__Exercise task__: Scan the lines below for the string "peak" and copy every one that has it.

__Data shown__:
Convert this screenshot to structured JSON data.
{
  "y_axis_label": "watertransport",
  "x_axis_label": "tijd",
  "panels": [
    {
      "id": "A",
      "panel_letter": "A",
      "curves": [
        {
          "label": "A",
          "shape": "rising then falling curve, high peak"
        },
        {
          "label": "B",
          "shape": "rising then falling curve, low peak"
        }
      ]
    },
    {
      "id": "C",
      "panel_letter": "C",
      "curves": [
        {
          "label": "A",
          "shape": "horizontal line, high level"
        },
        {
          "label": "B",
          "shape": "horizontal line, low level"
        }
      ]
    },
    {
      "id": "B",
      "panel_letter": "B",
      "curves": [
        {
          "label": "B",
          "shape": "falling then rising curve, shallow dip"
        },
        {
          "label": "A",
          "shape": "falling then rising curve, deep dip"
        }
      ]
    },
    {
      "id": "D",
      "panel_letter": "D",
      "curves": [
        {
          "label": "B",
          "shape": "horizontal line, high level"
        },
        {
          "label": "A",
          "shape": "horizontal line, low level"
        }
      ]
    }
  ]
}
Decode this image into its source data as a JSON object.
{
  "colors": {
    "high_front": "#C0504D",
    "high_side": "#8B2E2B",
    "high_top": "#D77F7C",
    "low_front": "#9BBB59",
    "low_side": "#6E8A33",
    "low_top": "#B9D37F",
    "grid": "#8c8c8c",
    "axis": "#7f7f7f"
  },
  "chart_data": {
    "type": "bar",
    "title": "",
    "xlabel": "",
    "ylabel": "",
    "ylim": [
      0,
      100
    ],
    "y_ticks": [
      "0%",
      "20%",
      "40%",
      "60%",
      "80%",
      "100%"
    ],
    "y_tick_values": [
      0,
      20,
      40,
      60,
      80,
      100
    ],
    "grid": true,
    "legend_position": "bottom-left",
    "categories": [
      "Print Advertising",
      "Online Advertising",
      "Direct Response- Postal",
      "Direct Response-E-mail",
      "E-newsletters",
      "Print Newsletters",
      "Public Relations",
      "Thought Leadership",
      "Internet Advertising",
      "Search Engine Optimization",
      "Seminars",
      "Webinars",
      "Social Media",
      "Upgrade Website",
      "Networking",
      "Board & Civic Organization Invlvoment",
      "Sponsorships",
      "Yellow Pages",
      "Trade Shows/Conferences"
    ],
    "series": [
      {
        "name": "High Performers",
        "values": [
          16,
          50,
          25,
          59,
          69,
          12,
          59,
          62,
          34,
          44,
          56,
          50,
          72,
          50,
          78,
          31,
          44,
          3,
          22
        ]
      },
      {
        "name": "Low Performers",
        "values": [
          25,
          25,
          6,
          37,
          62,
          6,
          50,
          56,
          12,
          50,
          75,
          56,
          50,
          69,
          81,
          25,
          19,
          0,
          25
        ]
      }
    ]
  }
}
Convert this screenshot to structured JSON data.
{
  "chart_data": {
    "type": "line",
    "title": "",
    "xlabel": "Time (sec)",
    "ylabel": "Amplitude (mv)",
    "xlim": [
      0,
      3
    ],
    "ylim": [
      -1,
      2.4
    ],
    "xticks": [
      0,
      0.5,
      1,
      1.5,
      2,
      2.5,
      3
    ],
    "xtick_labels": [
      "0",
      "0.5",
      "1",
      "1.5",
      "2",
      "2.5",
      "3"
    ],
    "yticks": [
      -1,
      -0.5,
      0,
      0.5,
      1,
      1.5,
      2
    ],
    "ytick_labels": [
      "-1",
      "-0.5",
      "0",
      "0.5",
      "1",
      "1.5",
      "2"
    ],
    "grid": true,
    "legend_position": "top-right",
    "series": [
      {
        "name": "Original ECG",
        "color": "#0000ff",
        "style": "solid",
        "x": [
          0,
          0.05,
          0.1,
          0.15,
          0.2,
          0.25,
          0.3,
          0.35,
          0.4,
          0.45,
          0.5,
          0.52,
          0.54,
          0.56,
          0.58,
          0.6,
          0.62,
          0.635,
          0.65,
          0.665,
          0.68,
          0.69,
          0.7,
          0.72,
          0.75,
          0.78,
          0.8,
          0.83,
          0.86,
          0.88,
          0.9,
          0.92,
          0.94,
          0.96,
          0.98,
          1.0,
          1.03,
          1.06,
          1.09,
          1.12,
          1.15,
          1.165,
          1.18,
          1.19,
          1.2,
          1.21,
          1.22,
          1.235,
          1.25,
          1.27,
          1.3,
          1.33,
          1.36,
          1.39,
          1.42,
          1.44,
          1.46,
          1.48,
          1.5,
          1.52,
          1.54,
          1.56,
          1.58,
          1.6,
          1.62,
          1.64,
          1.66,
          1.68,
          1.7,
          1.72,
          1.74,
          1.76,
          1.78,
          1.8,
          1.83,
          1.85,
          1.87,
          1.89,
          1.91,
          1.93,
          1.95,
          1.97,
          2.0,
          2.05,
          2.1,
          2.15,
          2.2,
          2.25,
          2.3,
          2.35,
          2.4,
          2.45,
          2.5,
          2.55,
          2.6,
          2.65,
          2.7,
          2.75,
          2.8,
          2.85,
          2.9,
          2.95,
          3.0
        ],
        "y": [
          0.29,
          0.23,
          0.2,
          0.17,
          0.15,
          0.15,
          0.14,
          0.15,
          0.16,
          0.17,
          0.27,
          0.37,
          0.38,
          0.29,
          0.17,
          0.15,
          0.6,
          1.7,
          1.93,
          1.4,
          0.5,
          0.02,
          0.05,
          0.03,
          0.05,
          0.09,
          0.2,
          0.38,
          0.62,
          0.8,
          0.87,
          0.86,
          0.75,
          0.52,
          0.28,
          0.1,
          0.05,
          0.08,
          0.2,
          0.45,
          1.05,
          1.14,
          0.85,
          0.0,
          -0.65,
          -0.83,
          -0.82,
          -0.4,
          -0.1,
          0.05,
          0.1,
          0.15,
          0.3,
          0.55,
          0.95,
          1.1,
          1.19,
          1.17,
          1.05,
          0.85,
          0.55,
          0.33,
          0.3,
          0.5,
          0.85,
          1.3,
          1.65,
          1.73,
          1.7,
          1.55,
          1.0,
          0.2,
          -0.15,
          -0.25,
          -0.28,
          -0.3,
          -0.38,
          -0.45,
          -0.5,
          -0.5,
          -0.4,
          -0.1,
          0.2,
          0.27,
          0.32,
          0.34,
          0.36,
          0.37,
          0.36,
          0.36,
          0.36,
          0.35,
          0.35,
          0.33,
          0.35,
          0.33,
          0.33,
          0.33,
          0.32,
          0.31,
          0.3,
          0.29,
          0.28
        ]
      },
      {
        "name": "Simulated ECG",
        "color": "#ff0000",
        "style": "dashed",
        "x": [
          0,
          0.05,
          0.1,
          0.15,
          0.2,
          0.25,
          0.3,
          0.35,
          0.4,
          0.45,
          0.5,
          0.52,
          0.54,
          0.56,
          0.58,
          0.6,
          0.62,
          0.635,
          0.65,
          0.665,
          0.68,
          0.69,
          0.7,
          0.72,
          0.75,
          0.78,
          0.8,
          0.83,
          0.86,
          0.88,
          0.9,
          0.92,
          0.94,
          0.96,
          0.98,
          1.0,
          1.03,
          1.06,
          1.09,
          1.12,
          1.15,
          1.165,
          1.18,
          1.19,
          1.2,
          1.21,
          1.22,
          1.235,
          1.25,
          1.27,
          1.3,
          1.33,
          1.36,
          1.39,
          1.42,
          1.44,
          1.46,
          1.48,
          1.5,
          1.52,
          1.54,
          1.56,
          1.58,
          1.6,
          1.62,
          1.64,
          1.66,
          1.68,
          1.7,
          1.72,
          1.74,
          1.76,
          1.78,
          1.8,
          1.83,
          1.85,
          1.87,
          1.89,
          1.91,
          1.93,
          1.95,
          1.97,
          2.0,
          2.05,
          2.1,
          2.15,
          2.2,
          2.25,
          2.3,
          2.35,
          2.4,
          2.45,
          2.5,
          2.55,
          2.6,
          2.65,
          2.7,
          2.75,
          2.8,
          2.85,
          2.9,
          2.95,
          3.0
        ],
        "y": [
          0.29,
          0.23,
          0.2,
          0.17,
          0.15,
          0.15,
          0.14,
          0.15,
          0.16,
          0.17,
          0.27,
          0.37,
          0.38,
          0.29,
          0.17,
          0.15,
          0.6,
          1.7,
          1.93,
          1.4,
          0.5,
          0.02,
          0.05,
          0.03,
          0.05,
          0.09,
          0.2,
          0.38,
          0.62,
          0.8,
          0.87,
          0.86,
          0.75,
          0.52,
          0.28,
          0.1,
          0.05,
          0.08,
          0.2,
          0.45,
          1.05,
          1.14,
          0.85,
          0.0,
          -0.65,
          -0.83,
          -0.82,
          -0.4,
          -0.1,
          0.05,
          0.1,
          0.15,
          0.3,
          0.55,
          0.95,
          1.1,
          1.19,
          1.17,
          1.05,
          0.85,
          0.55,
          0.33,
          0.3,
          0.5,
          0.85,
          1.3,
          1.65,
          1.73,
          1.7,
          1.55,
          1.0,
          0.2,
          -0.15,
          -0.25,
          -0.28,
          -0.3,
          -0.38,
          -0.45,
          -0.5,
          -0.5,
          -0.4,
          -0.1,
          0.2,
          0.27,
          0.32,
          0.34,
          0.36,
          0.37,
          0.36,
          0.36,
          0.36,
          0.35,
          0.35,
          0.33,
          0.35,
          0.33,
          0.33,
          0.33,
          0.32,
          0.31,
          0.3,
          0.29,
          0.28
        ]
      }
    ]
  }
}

__Reply to the exercise__:
          "shape": "rising then falling curve, high peak"
          "shape": "rising then falling curve, low peak"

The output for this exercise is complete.